Start of Records supplied

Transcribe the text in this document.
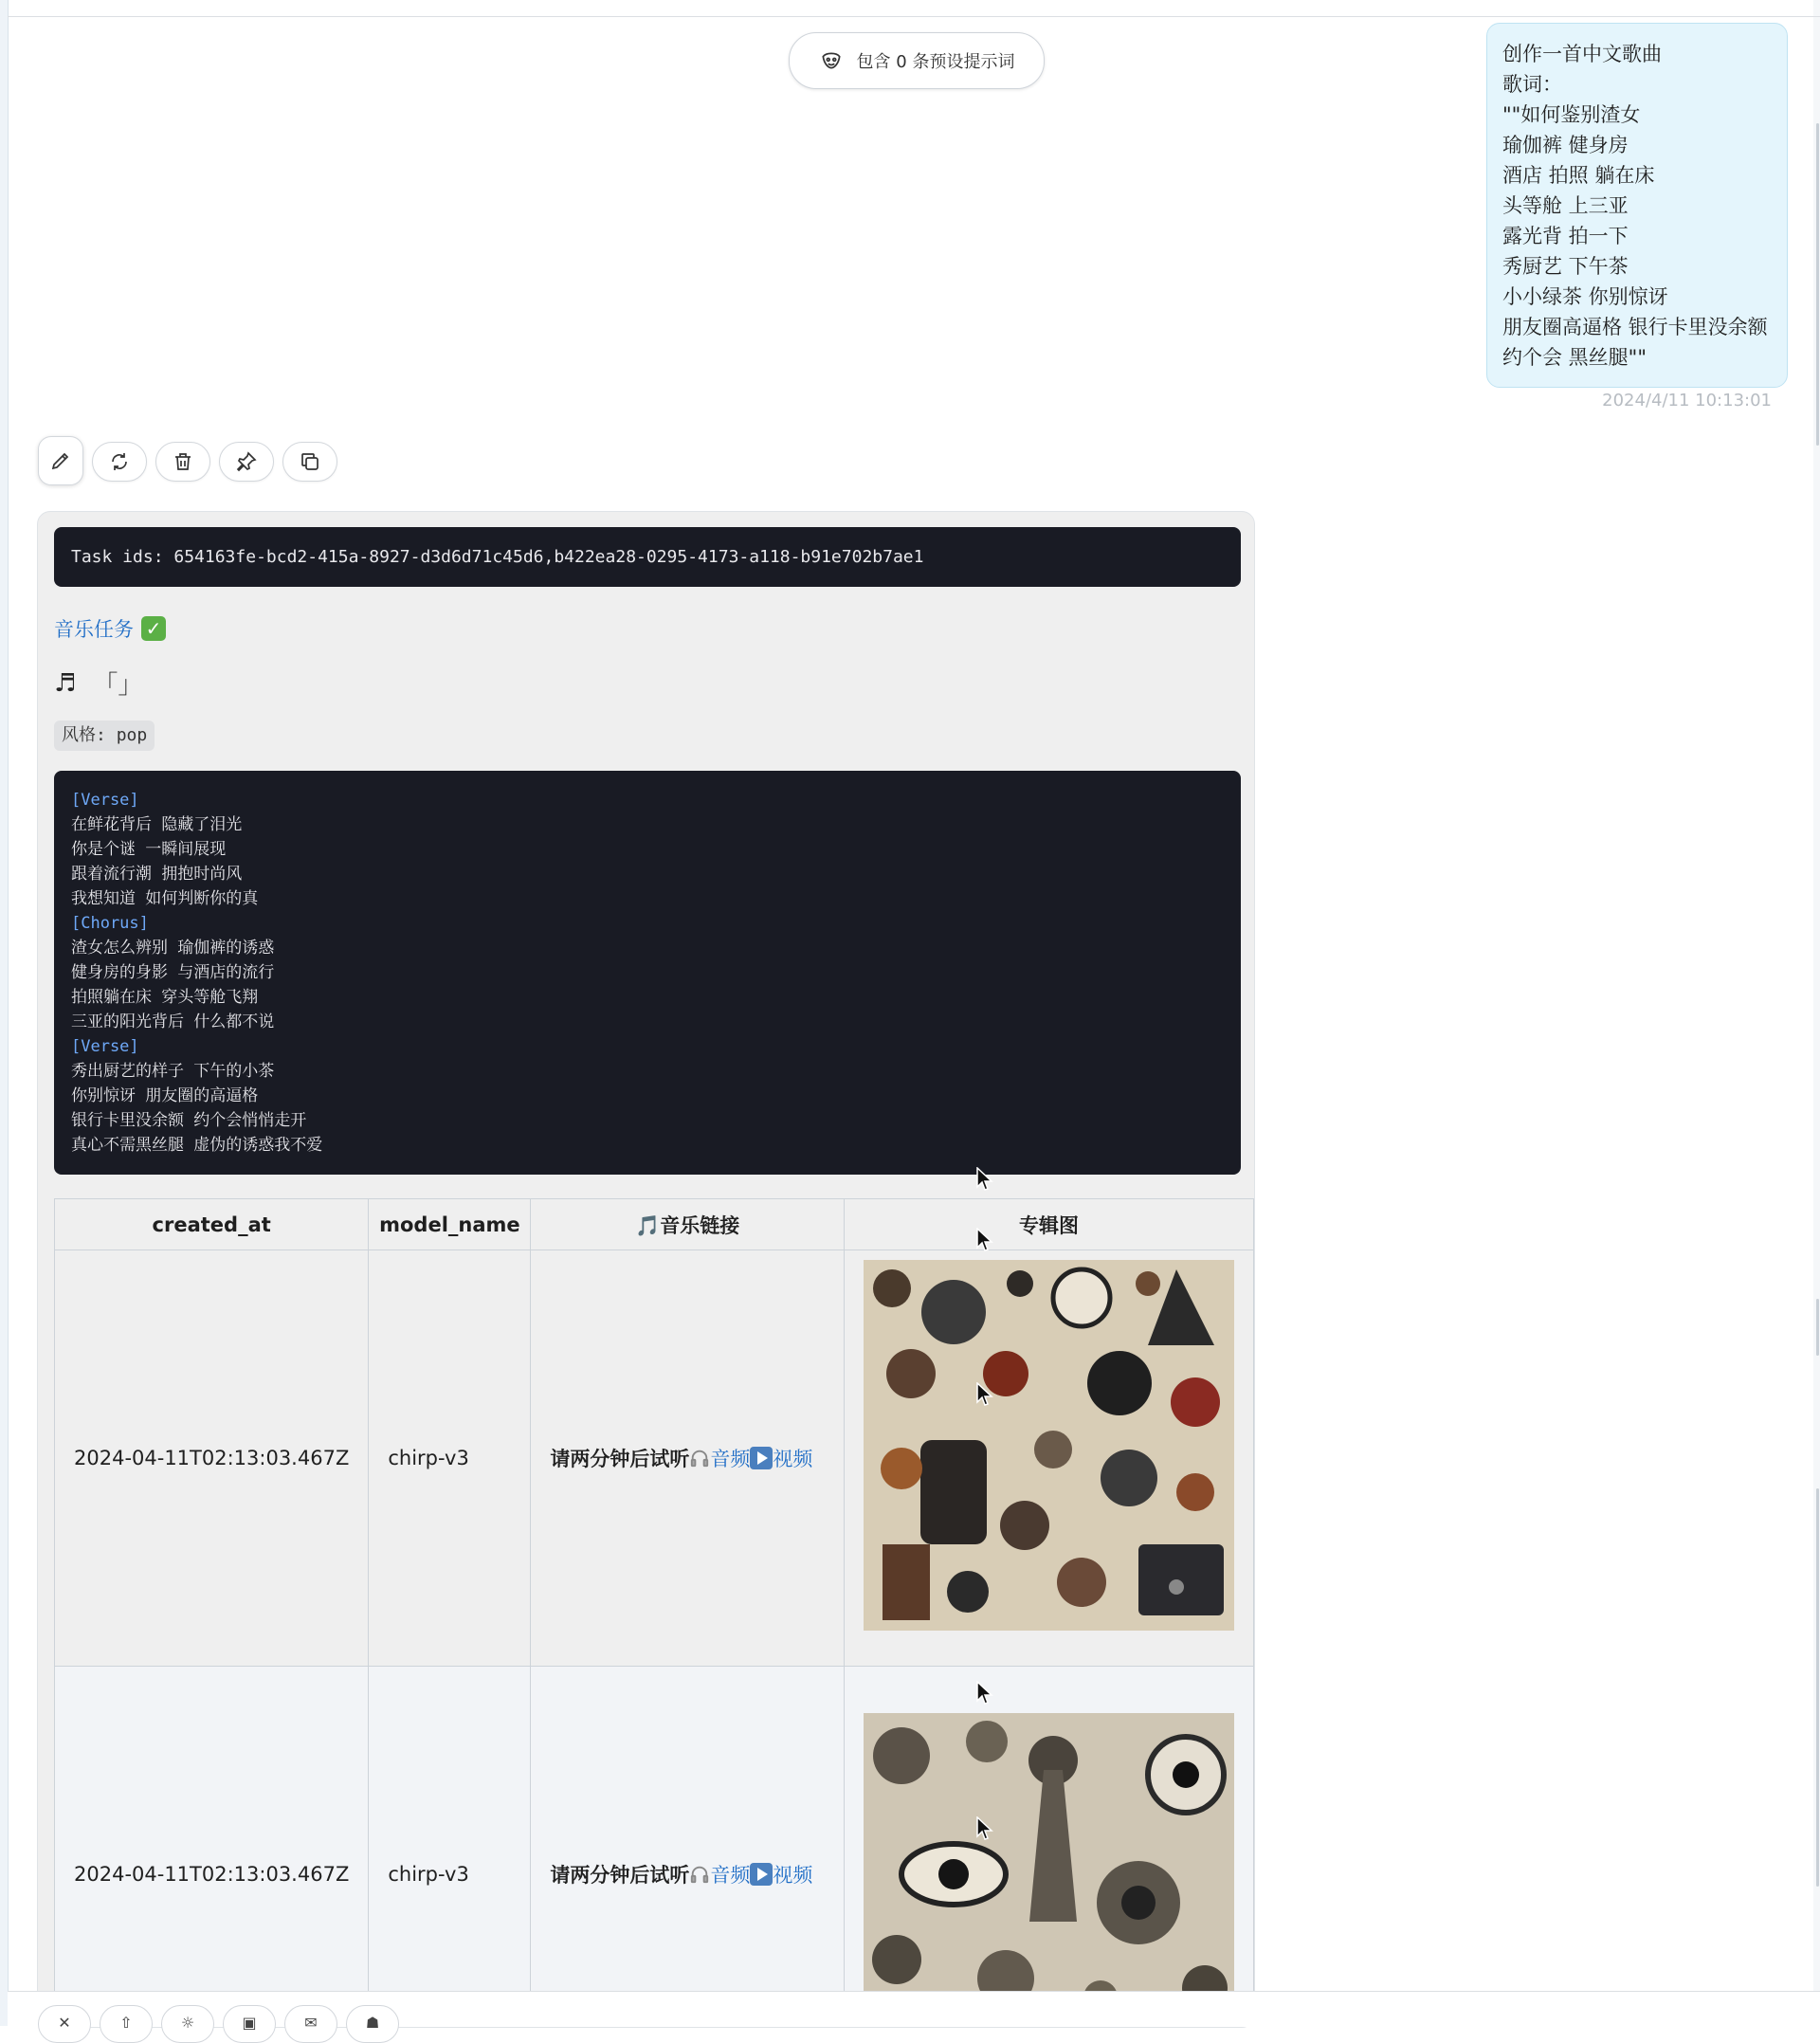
包含 0 条预设提示词	创作一首中文歌曲
歌词：
""如何鉴别渣女
瑜伽裤 健身房
酒店 拍照 躺在床
头等舱 上三亚
露光背 拍一下
秀厨艺 下午茶
小小绿茶 你别惊讶
朋友圈高逼格 银行卡里没余额
约个会 黑丝腿""
2024/4/11 10:13:01
Task ids: 654163fe-bcd2-415a-8927-d3d6d71c45d6,b422ea28-0295-4173-a118-b91e702b7ae1
音乐任务 ✓
♬ 「」
风格: pop
[Verse]
在鲜花背后 隐藏了泪光
你是个谜 一瞬间展现
跟着流行潮 拥抱时尚风
我想知道 如何判断你的真
[Chorus]
渣女怎么辨别 瑜伽裤的诱惑
健身房的身影 与酒店的流行
拍照躺在床 穿头等舱飞翔
三亚的阳光背后 什么都不说
[Verse]
秀出厨艺的样子 下午的小茶
你别惊讶 朋友圈的高逼格
银行卡里没余额 约个会悄悄走开
真心不需黑丝腿 虚伪的诱惑我不爱
created_at	model_name	🎵音乐链接	专辑图
2024-04-11T02:13:03.467Z	chirp-v3	请两分钟后试听 音频 视频	

2024-04-11T02:13:03.467Z	chirp-v3	请两分钟后试听 音频 视频	
✕	⇧	☼	▣	✉	☗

End of Records supplied

Given instruction: Every line above should be returned word for word, with the pictures left behind.

Exercise response:
Transcribe the text in this document.
包含 0 条预设提示词	创作一首中文歌曲
歌词：
""如何鉴别渣女
瑜伽裤 健身房
酒店 拍照 躺在床
头等舱 上三亚
露光背 拍一下
秀厨艺 下午茶
小小绿茶 你别惊讶
朋友圈高逼格 银行卡里没余额
约个会 黑丝腿""
2024/4/11 10:13:01
Task ids: 654163fe-bcd2-415a-8927-d3d6d71c45d6,b422ea28-0295-4173-a118-b91e702b7ae1
音乐任务 ✓
♬ 「」
风格: pop
[Verse]
在鲜花背后 隐藏了泪光
你是个谜 一瞬间展现
跟着流行潮 拥抱时尚风
我想知道 如何判断你的真
[Chorus]
渣女怎么辨别 瑜伽裤的诱惑
健身房的身影 与酒店的流行
拍照躺在床 穿头等舱飞翔
三亚的阳光背后 什么都不说
[Verse]
秀出厨艺的样子 下午的小茶
你别惊讶 朋友圈的高逼格
银行卡里没余额 约个会悄悄走开
真心不需黑丝腿 虚伪的诱惑我不爱
created_at	model_name	🎵音乐链接	专辑图
2024-04-11T02:13:03.467Z	chirp-v3	请两分钟后试听 音频 视频	

2024-04-11T02:13:03.467Z	chirp-v3	请两分钟后试听 音频 视频	
✕	⇧	☼	▣	✉	☗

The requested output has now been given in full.